WRITTEN EXERCISE:
Reproduce each of the following items word for word, with no changes.

DATASET CONTENT:
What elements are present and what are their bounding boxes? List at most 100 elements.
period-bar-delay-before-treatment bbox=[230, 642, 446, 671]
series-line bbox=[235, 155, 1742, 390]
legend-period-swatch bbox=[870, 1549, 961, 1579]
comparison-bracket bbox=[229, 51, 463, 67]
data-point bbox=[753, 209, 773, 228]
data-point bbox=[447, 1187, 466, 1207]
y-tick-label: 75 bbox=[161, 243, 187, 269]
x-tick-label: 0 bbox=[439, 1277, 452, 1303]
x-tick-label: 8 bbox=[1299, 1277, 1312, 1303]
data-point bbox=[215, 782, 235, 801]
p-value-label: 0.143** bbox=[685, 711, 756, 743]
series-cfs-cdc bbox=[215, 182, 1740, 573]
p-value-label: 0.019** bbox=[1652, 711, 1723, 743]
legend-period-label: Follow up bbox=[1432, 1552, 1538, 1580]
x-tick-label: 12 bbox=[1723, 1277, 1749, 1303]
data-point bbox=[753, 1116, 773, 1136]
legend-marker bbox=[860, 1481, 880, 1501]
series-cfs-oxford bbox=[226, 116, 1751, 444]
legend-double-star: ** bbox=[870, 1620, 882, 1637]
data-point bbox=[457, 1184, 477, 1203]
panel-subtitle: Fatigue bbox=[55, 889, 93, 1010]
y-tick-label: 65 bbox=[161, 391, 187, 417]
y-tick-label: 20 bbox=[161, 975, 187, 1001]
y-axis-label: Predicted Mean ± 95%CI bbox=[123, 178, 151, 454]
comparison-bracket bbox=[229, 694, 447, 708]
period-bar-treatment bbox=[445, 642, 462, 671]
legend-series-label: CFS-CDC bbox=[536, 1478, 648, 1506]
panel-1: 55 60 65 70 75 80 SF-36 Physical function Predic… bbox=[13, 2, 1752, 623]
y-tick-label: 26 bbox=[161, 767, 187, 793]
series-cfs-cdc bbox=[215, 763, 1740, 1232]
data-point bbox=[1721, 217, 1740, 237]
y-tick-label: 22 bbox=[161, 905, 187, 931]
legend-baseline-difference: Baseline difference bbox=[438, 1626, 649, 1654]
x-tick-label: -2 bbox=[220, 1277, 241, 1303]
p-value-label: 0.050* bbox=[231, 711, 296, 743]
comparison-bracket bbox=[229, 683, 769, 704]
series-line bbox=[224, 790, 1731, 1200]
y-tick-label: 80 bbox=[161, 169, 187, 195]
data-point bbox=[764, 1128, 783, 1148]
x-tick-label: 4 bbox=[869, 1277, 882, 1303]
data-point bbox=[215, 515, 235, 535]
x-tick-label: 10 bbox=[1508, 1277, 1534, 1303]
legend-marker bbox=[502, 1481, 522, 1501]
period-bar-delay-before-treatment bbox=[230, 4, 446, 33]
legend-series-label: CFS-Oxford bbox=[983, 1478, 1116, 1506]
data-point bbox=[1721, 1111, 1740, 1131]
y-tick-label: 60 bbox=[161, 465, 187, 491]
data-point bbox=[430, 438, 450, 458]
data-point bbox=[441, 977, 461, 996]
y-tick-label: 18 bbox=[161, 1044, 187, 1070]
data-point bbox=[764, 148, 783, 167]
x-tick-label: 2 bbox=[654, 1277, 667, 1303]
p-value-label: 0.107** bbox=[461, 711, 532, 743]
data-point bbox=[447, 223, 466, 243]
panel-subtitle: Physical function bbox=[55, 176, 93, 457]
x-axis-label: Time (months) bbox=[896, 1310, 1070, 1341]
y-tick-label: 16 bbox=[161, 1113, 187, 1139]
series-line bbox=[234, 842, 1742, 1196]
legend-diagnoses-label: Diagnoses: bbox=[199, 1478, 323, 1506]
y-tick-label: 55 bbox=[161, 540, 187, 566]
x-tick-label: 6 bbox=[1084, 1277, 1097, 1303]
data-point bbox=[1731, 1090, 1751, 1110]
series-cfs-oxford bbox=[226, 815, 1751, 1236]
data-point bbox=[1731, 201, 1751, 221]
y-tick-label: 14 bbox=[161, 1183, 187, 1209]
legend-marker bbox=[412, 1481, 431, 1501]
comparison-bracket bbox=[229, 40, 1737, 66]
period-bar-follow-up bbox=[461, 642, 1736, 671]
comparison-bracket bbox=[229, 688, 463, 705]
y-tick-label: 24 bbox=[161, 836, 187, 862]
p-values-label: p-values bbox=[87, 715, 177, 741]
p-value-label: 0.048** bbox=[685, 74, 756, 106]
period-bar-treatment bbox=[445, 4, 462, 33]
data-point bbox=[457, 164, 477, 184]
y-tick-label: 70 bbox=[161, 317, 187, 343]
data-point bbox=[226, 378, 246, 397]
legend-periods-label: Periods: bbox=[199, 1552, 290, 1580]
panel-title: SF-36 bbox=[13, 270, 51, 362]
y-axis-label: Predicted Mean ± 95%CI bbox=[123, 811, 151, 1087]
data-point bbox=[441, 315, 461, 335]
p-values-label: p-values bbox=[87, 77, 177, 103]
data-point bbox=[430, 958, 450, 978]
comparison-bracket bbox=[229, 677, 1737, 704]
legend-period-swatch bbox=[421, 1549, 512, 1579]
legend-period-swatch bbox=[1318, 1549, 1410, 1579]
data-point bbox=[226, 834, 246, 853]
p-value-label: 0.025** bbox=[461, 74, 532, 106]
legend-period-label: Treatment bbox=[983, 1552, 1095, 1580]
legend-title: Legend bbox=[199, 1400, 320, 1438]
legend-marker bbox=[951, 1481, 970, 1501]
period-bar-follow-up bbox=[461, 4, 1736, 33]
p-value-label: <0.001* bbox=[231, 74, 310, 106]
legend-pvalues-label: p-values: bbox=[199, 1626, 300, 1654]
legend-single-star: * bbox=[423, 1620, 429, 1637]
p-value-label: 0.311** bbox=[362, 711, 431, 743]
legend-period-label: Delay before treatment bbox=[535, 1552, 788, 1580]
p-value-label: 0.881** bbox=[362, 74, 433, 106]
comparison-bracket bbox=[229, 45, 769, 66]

SOLVED PROBLEM:
What elements are present and what are their bounding boxes? List at most 100 elements.
period-bar-delay-before-treatment bbox=[230, 642, 446, 671]
series-line bbox=[235, 155, 1742, 390]
legend-period-swatch bbox=[870, 1549, 961, 1579]
comparison-bracket bbox=[229, 51, 463, 67]
data-point bbox=[753, 209, 773, 228]
data-point bbox=[447, 1187, 466, 1207]
y-tick-label: 75 bbox=[161, 243, 187, 269]
x-tick-label: 0 bbox=[439, 1277, 452, 1303]
x-tick-label: 8 bbox=[1299, 1277, 1312, 1303]
data-point bbox=[215, 782, 235, 801]
p-value-label: 0.143** bbox=[685, 711, 756, 743]
series-cfs-cdc bbox=[215, 182, 1740, 573]
p-value-label: 0.019** bbox=[1652, 711, 1723, 743]
legend-period-label: Follow up bbox=[1432, 1552, 1538, 1580]
x-tick-label: 12 bbox=[1723, 1277, 1749, 1303]
data-point bbox=[753, 1116, 773, 1136]
legend-marker bbox=[860, 1481, 880, 1501]
series-cfs-oxford bbox=[226, 116, 1751, 444]
legend-double-star: ** bbox=[870, 1620, 882, 1637]
data-point bbox=[457, 1184, 477, 1203]
panel-subtitle: Fatigue bbox=[55, 889, 93, 1010]
y-tick-label: 65 bbox=[161, 391, 187, 417]
y-tick-label: 20 bbox=[161, 975, 187, 1001]
y-axis-label: Predicted Mean ± 95%CI bbox=[123, 178, 151, 454]
comparison-bracket bbox=[229, 694, 447, 708]
period-bar-treatment bbox=[445, 642, 462, 671]
legend-series-label: CFS-CDC bbox=[536, 1478, 648, 1506]
panel-1: 55 60 65 70 75 80 SF-36 Physical function Predic… bbox=[13, 2, 1752, 623]
y-tick-label: 26 bbox=[161, 767, 187, 793]
series-cfs-cdc bbox=[215, 763, 1740, 1232]
data-point bbox=[1721, 217, 1740, 237]
y-tick-label: 22 bbox=[161, 905, 187, 931]
legend-baseline-difference: Baseline difference bbox=[438, 1626, 649, 1654]
x-tick-label: -2 bbox=[220, 1277, 241, 1303]
p-value-label: 0.050* bbox=[231, 711, 296, 743]
comparison-bracket bbox=[229, 683, 769, 704]
series-line bbox=[224, 790, 1731, 1200]
y-tick-label: 80 bbox=[161, 169, 187, 195]
data-point bbox=[764, 1128, 783, 1148]
x-tick-label: 4 bbox=[869, 1277, 882, 1303]
data-point bbox=[215, 515, 235, 535]
x-tick-label: 10 bbox=[1508, 1277, 1534, 1303]
legend-marker bbox=[502, 1481, 522, 1501]
period-bar-delay-before-treatment bbox=[230, 4, 446, 33]
legend-series-label: CFS-Oxford bbox=[983, 1478, 1116, 1506]
data-point bbox=[1721, 1111, 1740, 1131]
y-tick-label: 60 bbox=[161, 465, 187, 491]
data-point bbox=[430, 438, 450, 458]
data-point bbox=[441, 977, 461, 996]
y-tick-label: 18 bbox=[161, 1044, 187, 1070]
data-point bbox=[764, 148, 783, 167]
x-tick-label: 2 bbox=[654, 1277, 667, 1303]
p-value-label: 0.107** bbox=[461, 711, 532, 743]
data-point bbox=[447, 223, 466, 243]
panel-subtitle: Physical function bbox=[55, 176, 93, 457]
x-axis-label: Time (months) bbox=[896, 1310, 1070, 1341]
y-tick-label: 16 bbox=[161, 1113, 187, 1139]
series-line bbox=[234, 842, 1742, 1196]
legend-diagnoses-label: Diagnoses: bbox=[199, 1478, 323, 1506]
y-tick-label: 55 bbox=[161, 540, 187, 566]
x-tick-label: 6 bbox=[1084, 1277, 1097, 1303]
data-point bbox=[1731, 1090, 1751, 1110]
series-cfs-oxford bbox=[226, 815, 1751, 1236]
data-point bbox=[1731, 201, 1751, 221]
y-tick-label: 14 bbox=[161, 1183, 187, 1209]
legend-marker bbox=[412, 1481, 431, 1501]
comparison-bracket bbox=[229, 40, 1737, 66]
period-bar-follow-up bbox=[461, 642, 1736, 671]
comparison-bracket bbox=[229, 688, 463, 705]
y-tick-label: 24 bbox=[161, 836, 187, 862]
p-values-label: p-values bbox=[87, 715, 177, 741]
p-value-label: 0.048** bbox=[685, 74, 756, 106]
period-bar-treatment bbox=[445, 4, 462, 33]
data-point bbox=[457, 164, 477, 184]
y-tick-label: 70 bbox=[161, 317, 187, 343]
data-point bbox=[226, 378, 246, 397]
legend-periods-label: Periods: bbox=[199, 1552, 290, 1580]
panel-title: SF-36 bbox=[13, 270, 51, 362]
y-axis-label: Predicted Mean ± 95%CI bbox=[123, 811, 151, 1087]
data-point bbox=[441, 315, 461, 335]
p-values-label: p-values bbox=[87, 77, 177, 103]
data-point bbox=[430, 958, 450, 978]
comparison-bracket bbox=[229, 677, 1737, 704]
legend-period-swatch bbox=[421, 1549, 512, 1579]
legend-period-swatch bbox=[1318, 1549, 1410, 1579]
data-point bbox=[226, 834, 246, 853]
p-value-label: 0.025** bbox=[461, 74, 532, 106]
legend-period-label: Treatment bbox=[983, 1552, 1095, 1580]
legend-title: Legend bbox=[199, 1400, 320, 1438]
legend-marker bbox=[951, 1481, 970, 1501]
period-bar-follow-up bbox=[461, 4, 1736, 33]
p-value-label: <0.001* bbox=[231, 74, 310, 106]
legend-pvalues-label: p-values: bbox=[199, 1626, 300, 1654]
legend-single-star: * bbox=[423, 1620, 429, 1637]
p-value-label: 0.311** bbox=[362, 711, 431, 743]
legend-period-label: Delay before treatment bbox=[535, 1552, 788, 1580]
p-value-label: 0.881** bbox=[362, 74, 433, 106]
comparison-bracket bbox=[229, 45, 769, 66]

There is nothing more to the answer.